EXERCISE INSTRUCTIONS
Transcribe the listing below exactly, leaving out each image.
.....
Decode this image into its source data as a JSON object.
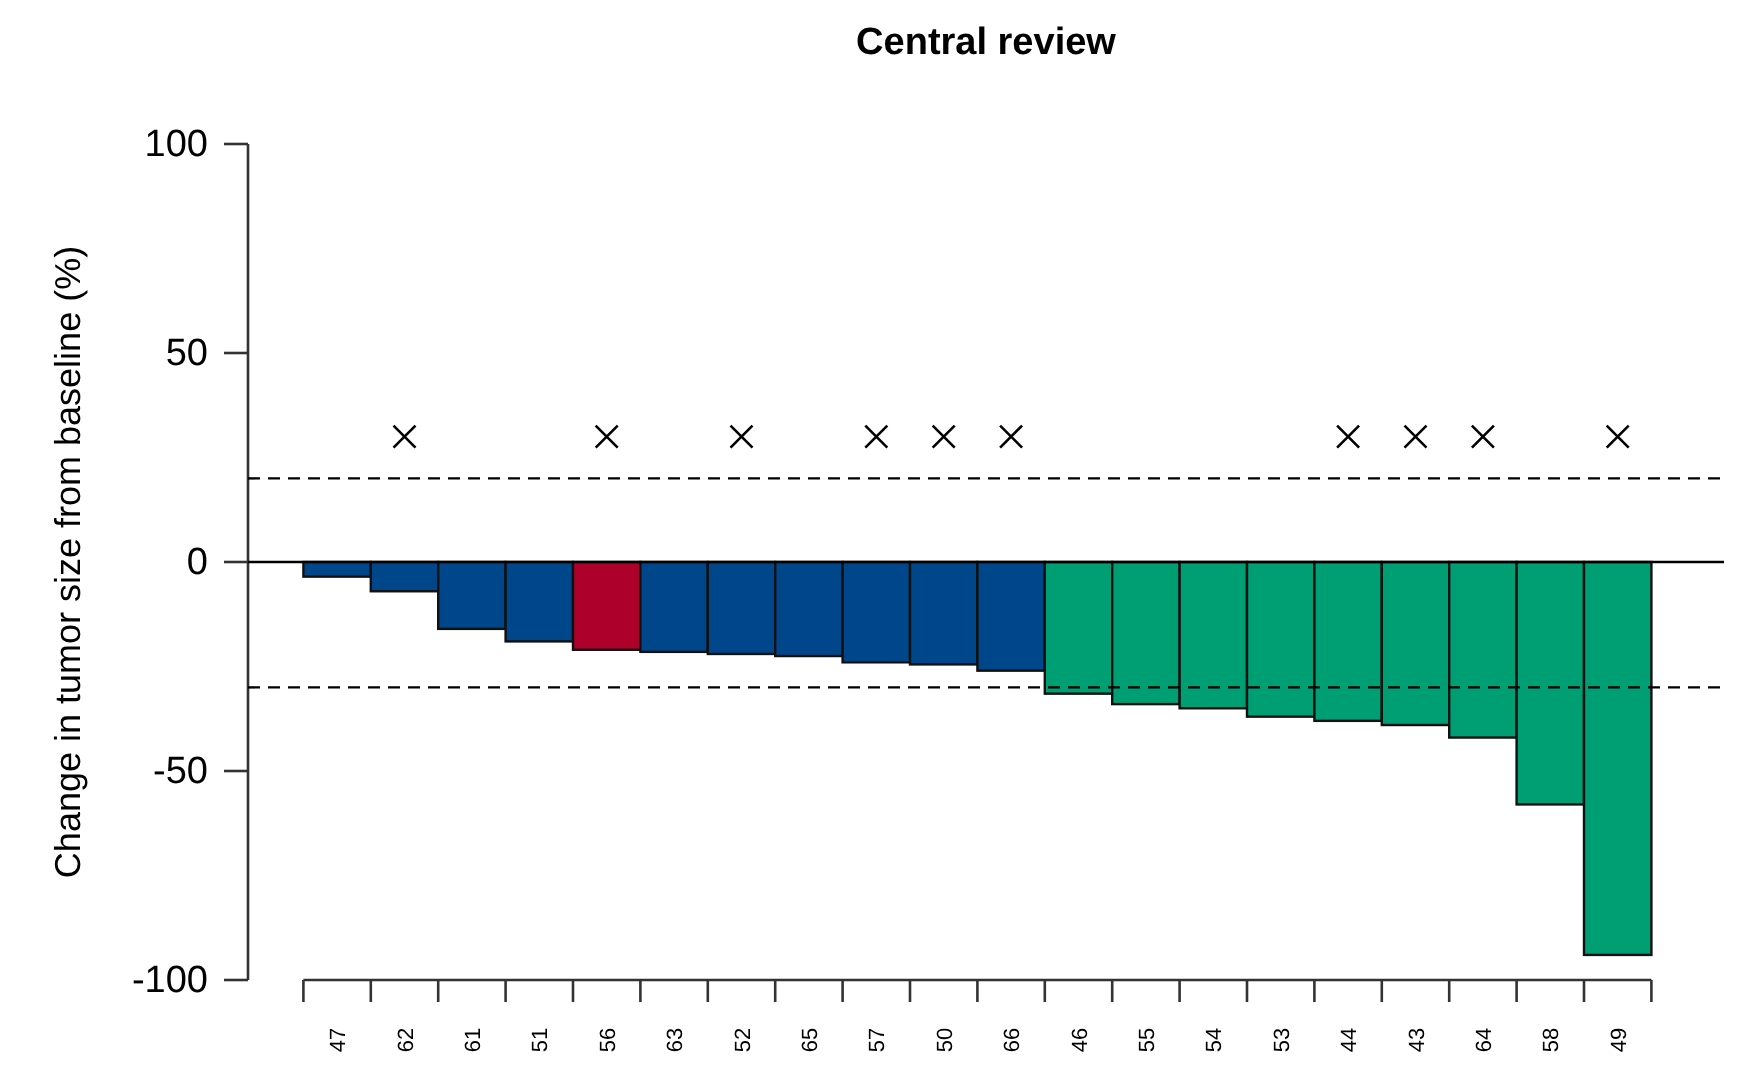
{
  "chart_data": {
    "type": "bar",
    "title": "Central review",
    "ylabel": "Change in tumor size from baseline (%)",
    "categories": [
      "47",
      "62",
      "61",
      "51",
      "56",
      "63",
      "52",
      "65",
      "57",
      "50",
      "66",
      "46",
      "55",
      "54",
      "53",
      "44",
      "43",
      "64",
      "58",
      "49"
    ],
    "series": [
      {
        "colors": [
          "#00468b",
          "#00468b",
          "#00468b",
          "#00468b",
          "#ad002a",
          "#00468b",
          "#00468b",
          "#00468b",
          "#00468b",
          "#00468b",
          "#00468b",
          "#009e73",
          "#009e73",
          "#009e73",
          "#009e73",
          "#009e73",
          "#009e73",
          "#009e73",
          "#009e73",
          "#009e73"
        ],
        "values": [
          -3.5,
          -7,
          -16,
          -19,
          -21,
          -21.5,
          -22,
          -22.5,
          -24,
          -24.5,
          -26,
          -31.5,
          -34,
          -35,
          -37,
          -38,
          -39,
          -42,
          -58,
          -94
        ]
      },
      {
        "type": "scatter",
        "color": "#000000",
        "marker": "cross",
        "x": [
          "62",
          "56",
          "52",
          "57",
          "50",
          "66",
          "44",
          "43",
          "64",
          "49"
        ],
        "values": [
          30,
          30,
          30,
          30,
          30,
          30,
          30,
          30,
          30,
          30
        ]
      }
    ],
    "ylim": [
      -100,
      100
    ],
    "yticks": [
      -100,
      -50,
      0,
      50,
      100
    ],
    "ref_lines": [
      {
        "axis": "y",
        "value": 0,
        "line_style": "solid",
        "color": "#000000"
      },
      {
        "axis": "y",
        "value": 20,
        "line_style": "dashed",
        "color": "#000000"
      },
      {
        "axis": "y",
        "value": -30,
        "line_style": "dashed",
        "color": "#000000"
      }
    ],
    "grid": false
  }
}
.....
RESPONSE
Decode this image into its source data as a JSON object.
{
  "chart_data": {
    "type": "bar",
    "title": "Central review",
    "ylabel": "Change in tumor size from baseline (%)",
    "categories": [
      "47",
      "62",
      "61",
      "51",
      "56",
      "63",
      "52",
      "65",
      "57",
      "50",
      "66",
      "46",
      "55",
      "54",
      "53",
      "44",
      "43",
      "64",
      "58",
      "49"
    ],
    "series": [
      {
        "colors": [
          "#00468b",
          "#00468b",
          "#00468b",
          "#00468b",
          "#ad002a",
          "#00468b",
          "#00468b",
          "#00468b",
          "#00468b",
          "#00468b",
          "#00468b",
          "#009e73",
          "#009e73",
          "#009e73",
          "#009e73",
          "#009e73",
          "#009e73",
          "#009e73",
          "#009e73",
          "#009e73"
        ],
        "values": [
          -3.5,
          -7,
          -16,
          -19,
          -21,
          -21.5,
          -22,
          -22.5,
          -24,
          -24.5,
          -26,
          -31.5,
          -34,
          -35,
          -37,
          -38,
          -39,
          -42,
          -58,
          -94
        ]
      },
      {
        "type": "scatter",
        "color": "#000000",
        "marker": "cross",
        "x": [
          "62",
          "56",
          "52",
          "57",
          "50",
          "66",
          "44",
          "43",
          "64",
          "49"
        ],
        "values": [
          30,
          30,
          30,
          30,
          30,
          30,
          30,
          30,
          30,
          30
        ]
      }
    ],
    "ylim": [
      -100,
      100
    ],
    "yticks": [
      -100,
      -50,
      0,
      50,
      100
    ],
    "ref_lines": [
      {
        "axis": "y",
        "value": 0,
        "line_style": "solid",
        "color": "#000000"
      },
      {
        "axis": "y",
        "value": 20,
        "line_style": "dashed",
        "color": "#000000"
      },
      {
        "axis": "y",
        "value": -30,
        "line_style": "dashed",
        "color": "#000000"
      }
    ],
    "grid": false
  }
}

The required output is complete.